§ **Text shown**
** BEGIN **

The initial position and velocity of an earth orbiting satellite in earth centered inertial frame is known. In this example we will numerically solve fundamental equation of relative two-body motion to find the distance of the satellite from the center of the earth and its speed after 24 hours.

clc;
clear all;
R0 = [6750 0 0];          %[km]
V0 = [0 10.5 0];          %[km/s]
mu = 398600;            % Earth’s gravitational parameter [km^3/s^2]
t = 0;                  % initial time
dt = 10;                % time step [s]
dT = 24*3600;           % Time interval [s]
% Using fourth-order Runge–Kutta method to solve fundamental equation
% of relative two-body motion
F_r = @(R) -mu/(norm(R)^3)*R;
Rd = V0; R  = R0;
i = 1;
while (t <= dT)
    Rv(i,:) = R;
    tv(i) =t;
    k_1 = dt*F_r(R);
    k_2 = dt*F_r(R+0.5*k_1);
    k_3 = dt*F_r(R+0.5*k_2);
    k_4 = dt*F_r(R+k_3);
    Rd  = Rd + (1/6)*(k_1+2*k_2+2*k_3+k_4);
    Vv(i,:) = Rd;
    R   = R + Rd*dt;
    t   = t+dt;
    i = i+1;
end
rn = (Rv(:,1).^2+Rv(:,2).^2+Rv(:,3).^2).^0.5;   % Radius Vector
vn = (Vv(:,1).^2+Vv(:,2).^2+Vv(:,3).^2).^0.5;   % Speed Vector
fprintf('Distance from Earth center = %4.2f [km] \n',norm(R));
fprintf('Satellite speed= %4.4f [km/s] \n',norm(Rd));
Distance from Earth center = 77061.78 [km] 
Satellite speed= 1.5791 [km/s]

Plots

figure(1);
hold on;grid on;
plot(tv/3600,rn);
ylabel('Altitude [km]');
xlabel('Time [hour]');
title('Distance variation of the satellite from the center of the Earth');
figure(2);
hold on;grid on;
plot(tv/3600,vn);
ylabel('Speed [km/s]');
xlabel('Time [hour]');
title('Satellite speed variation');

Satellite_two_body_problem_dT_01 Satellite_two_body_problem_dT_02

Two Body Problem Numerical Solution,Satellite – Earth

Given initial position and velocity of an earth orbiting satellite at a given instant.In this example we will numerically solve fundamental equation of relative two-body motion to find the maximum altitude(apogee altitude) reached by the satellite.

** END **

Recorded data
** BEGIN **

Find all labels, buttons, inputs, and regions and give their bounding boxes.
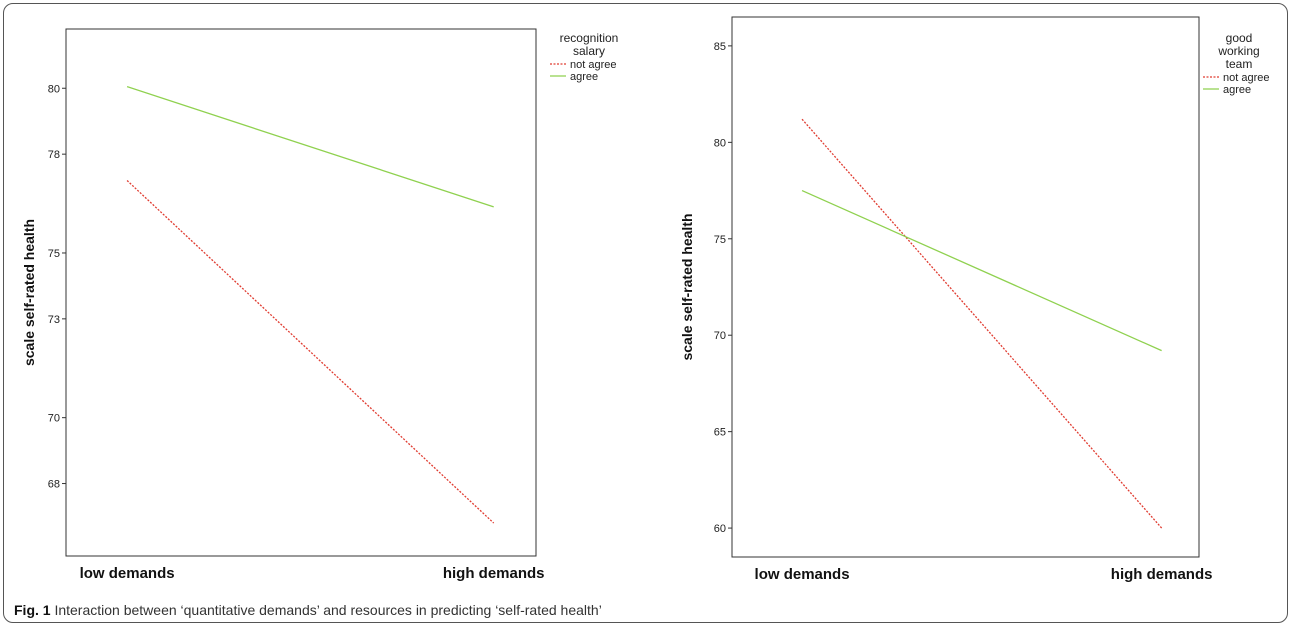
legend-title: good — [1226, 31, 1253, 45]
chart-1: 68 70 73 75 78 80 low demands high demands scale… — [21, 28, 619, 582]
y-axis-label: scale self-rated health — [21, 219, 37, 366]
legend-entry-label: agree — [1223, 84, 1251, 96]
y-tick-label: 80 — [48, 83, 60, 95]
charts-canvas: 68 70 73 75 78 80 low demands high demands scale… — [21, 16, 1269, 583]
caption-label: Fig. 1 — [14, 602, 51, 618]
figure-frame: 68 70 73 75 78 80 low demands high demands scale… — [3, 3, 1288, 623]
series-line-agree — [126, 86, 494, 208]
legend-entry-label: not agree — [1223, 72, 1269, 84]
y-tick-label: 75 — [714, 234, 726, 246]
legend-title: team — [1226, 57, 1253, 71]
figure-caption: Fig. 1 Interaction between ‘quantitative… — [14, 602, 602, 618]
caption-text: Interaction between ‘quantitative demand… — [54, 602, 602, 618]
x-category-label: high demands — [443, 565, 545, 582]
y-tick-label: 68 — [48, 479, 60, 491]
x-category-label: low demands — [755, 566, 850, 583]
series-line-not-agree — [801, 118, 1163, 529]
y-axis-label: scale self-rated health — [679, 213, 695, 360]
y-tick-label: 73 — [48, 314, 60, 326]
y-tick-label: 75 — [48, 248, 60, 260]
plot-frame — [731, 16, 1200, 558]
y-tick-label: 60 — [714, 523, 726, 535]
series-line-not-agree — [126, 180, 495, 524]
legend-title: working — [1217, 44, 1259, 58]
x-category-label: low demands — [80, 565, 175, 582]
plot-frame — [65, 28, 537, 557]
series-line-agree — [801, 189, 1162, 352]
legend-title: recognition — [560, 31, 619, 45]
y-tick-label: 70 — [714, 330, 726, 342]
legend-entry-label: agree — [570, 71, 598, 83]
y-tick-label: 78 — [48, 149, 60, 161]
x-category-label: high demands — [1111, 566, 1213, 583]
y-tick-label: 70 — [48, 413, 60, 425]
legend-title: salary — [573, 44, 605, 58]
legend-entry-label: not agree — [570, 59, 616, 71]
y-tick-label: 80 — [714, 137, 726, 149]
y-tick-label: 85 — [714, 41, 726, 53]
chart-2: 60 65 70 75 80 85 low demands high demands scale… — [679, 16, 1269, 583]
y-tick-label: 65 — [714, 427, 726, 439]
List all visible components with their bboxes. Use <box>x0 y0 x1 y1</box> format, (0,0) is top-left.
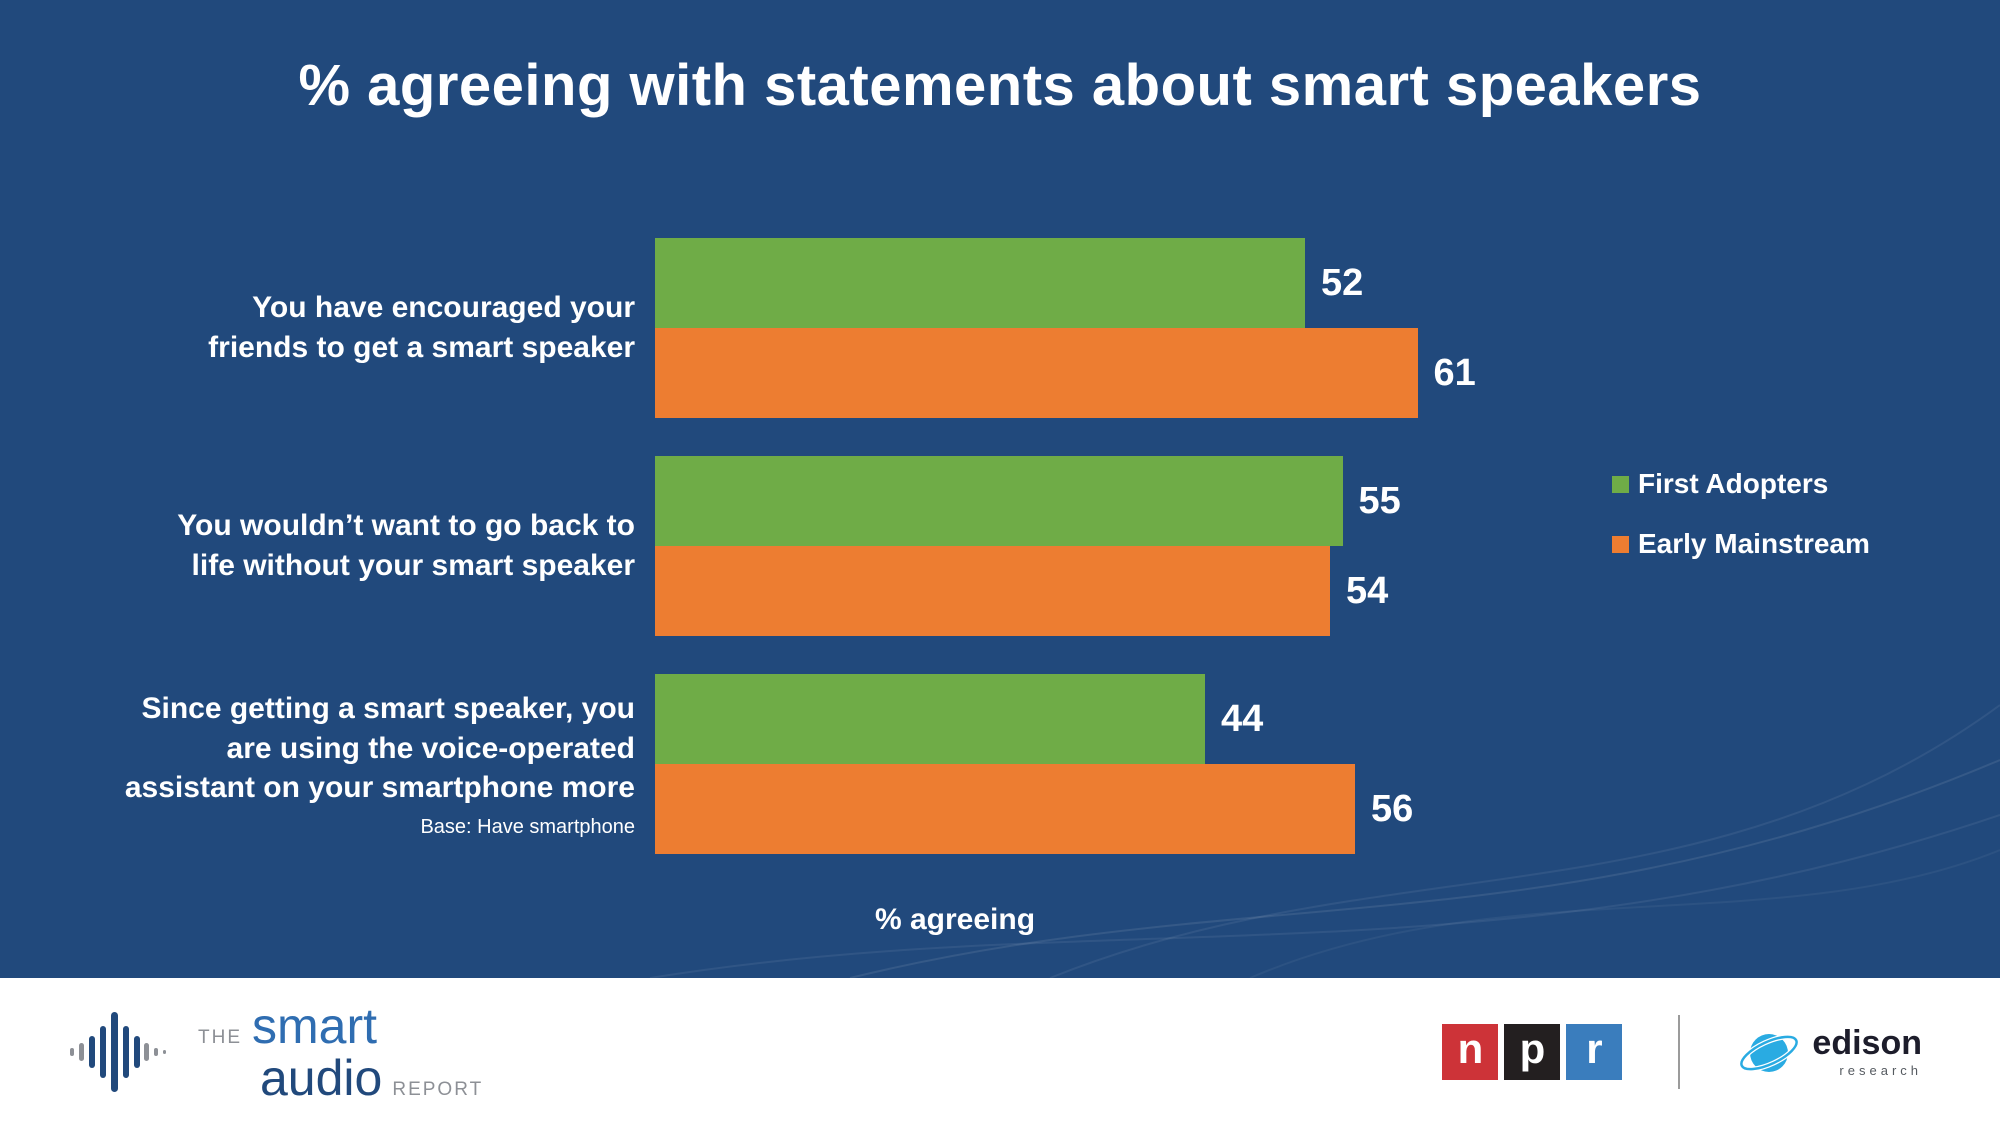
legend-label: Early Mainstream <box>1638 528 1870 559</box>
audio-waveform-icon <box>70 1011 166 1092</box>
bar-early-mainstream <box>655 764 1355 854</box>
bar-line: 61 <box>655 328 1530 418</box>
bar-line: 54 <box>655 546 1530 636</box>
logo-audio: audio <box>260 1049 383 1106</box>
bar-first-adopters <box>655 456 1343 546</box>
category-note: Base: Have smartphone <box>420 815 635 838</box>
bar-first-adopters <box>655 674 1205 764</box>
category-label: You wouldn’t want to go back to life wit… <box>90 506 635 585</box>
chart-legend: First Adopters Early Mainstream <box>1612 468 1870 560</box>
bar-value: 55 <box>1358 479 1401 522</box>
bar-value: 52 <box>1321 261 1364 304</box>
npr-logo: n p r <box>1442 1023 1623 1080</box>
smart-audio-report-wordmark: THE smart audio REPORT <box>198 1001 483 1103</box>
chart-panel: % agreeing with statements about smart s… <box>0 0 2000 978</box>
bar-value: 61 <box>1433 351 1476 394</box>
edison-globe-icon <box>1739 1033 1800 1072</box>
bar-value: 54 <box>1346 569 1389 612</box>
footer: THE smart audio REPORT n p r <box>0 978 2000 1125</box>
bar-early-mainstream <box>655 546 1330 636</box>
bar-line: 56 <box>655 764 1530 854</box>
edison-name: edison <box>1812 1023 1922 1062</box>
bar-group: 55 54 <box>655 456 1530 636</box>
bar-chart: You have encouraged your friends to get … <box>90 238 1530 854</box>
legend-swatch <box>1612 475 1629 493</box>
category-label-text: You wouldn’t want to go back to life wit… <box>177 509 635 582</box>
smart-audio-report-logo: THE smart audio REPORT <box>70 1001 483 1103</box>
edison-wordmark: edison research <box>1812 1026 1922 1078</box>
logo-the: THE <box>198 1026 242 1048</box>
chart-row: You wouldn’t want to go back to life wit… <box>90 456 1530 636</box>
x-axis-label: % agreeing <box>874 903 1036 936</box>
bar-value: 44 <box>1221 697 1264 740</box>
npr-box-n: n <box>1442 1023 1499 1080</box>
chart-row: Since getting a smart speaker, you are u… <box>90 674 1530 854</box>
chart-row: You have encouraged your friends to get … <box>90 238 1530 418</box>
logo-report: REPORT <box>392 1078 484 1100</box>
category-label: Since getting a smart speaker, you are u… <box>90 689 635 839</box>
legend-item: Early Mainstream <box>1612 528 1870 560</box>
logo-smart: smart <box>252 997 377 1054</box>
chart-title: % agreeing with statements about smart s… <box>298 53 1702 118</box>
legend-label: First Adopters <box>1638 468 1829 499</box>
bar-group: 52 61 <box>655 238 1530 418</box>
edison-research-logo: edison research <box>1736 1019 1922 1085</box>
category-label-text: Since getting a smart speaker, you are u… <box>124 692 635 805</box>
npr-box-r: r <box>1566 1023 1623 1080</box>
bar-early-mainstream <box>655 328 1418 418</box>
category-label: You have encouraged your friends to get … <box>90 288 635 367</box>
bar-line: 55 <box>655 456 1530 546</box>
bar-value: 56 <box>1371 787 1414 830</box>
npr-box-p: p <box>1504 1023 1561 1080</box>
bar-first-adopters <box>655 238 1305 328</box>
footer-right: n p r edison research <box>1442 1014 1922 1089</box>
bar-group: 44 56 <box>655 674 1530 854</box>
bar-line: 44 <box>655 674 1530 764</box>
legend-swatch <box>1612 535 1629 553</box>
footer-divider <box>1678 1014 1681 1089</box>
legend-item: First Adopters <box>1612 468 1870 500</box>
bar-line: 52 <box>655 238 1530 328</box>
category-label-text: You have encouraged your friends to get … <box>208 291 635 364</box>
edison-sub: research <box>1839 1062 1922 1078</box>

** END **

§ **Exercises to complete**
**1)** Reproduce the two-body motion text word for word, beginning at the words "The initial position" and stopping after "after 24 hours.".
**2)** List every line of the listing that contains the string "Since". Case counts.

§ **Responses for each task**
**1)**
The initial position and velocity of an earth orbiting satellite in earth centered inertial frame is known. In this example we will numerically solve fundamental equation of relative two-body motion to find the distance of the satellite from the center of the earth and its speed after 24 hours.

**2)**
chart-row: Since getting a smart speaker, you are u… <box>90 674 1530 854</box>
category-label: Since getting a smart speaker, you are u… <box>90 689 635 839</box>
category-label-text: Since getting a smart speaker, you are u… <box>124 692 635 805</box>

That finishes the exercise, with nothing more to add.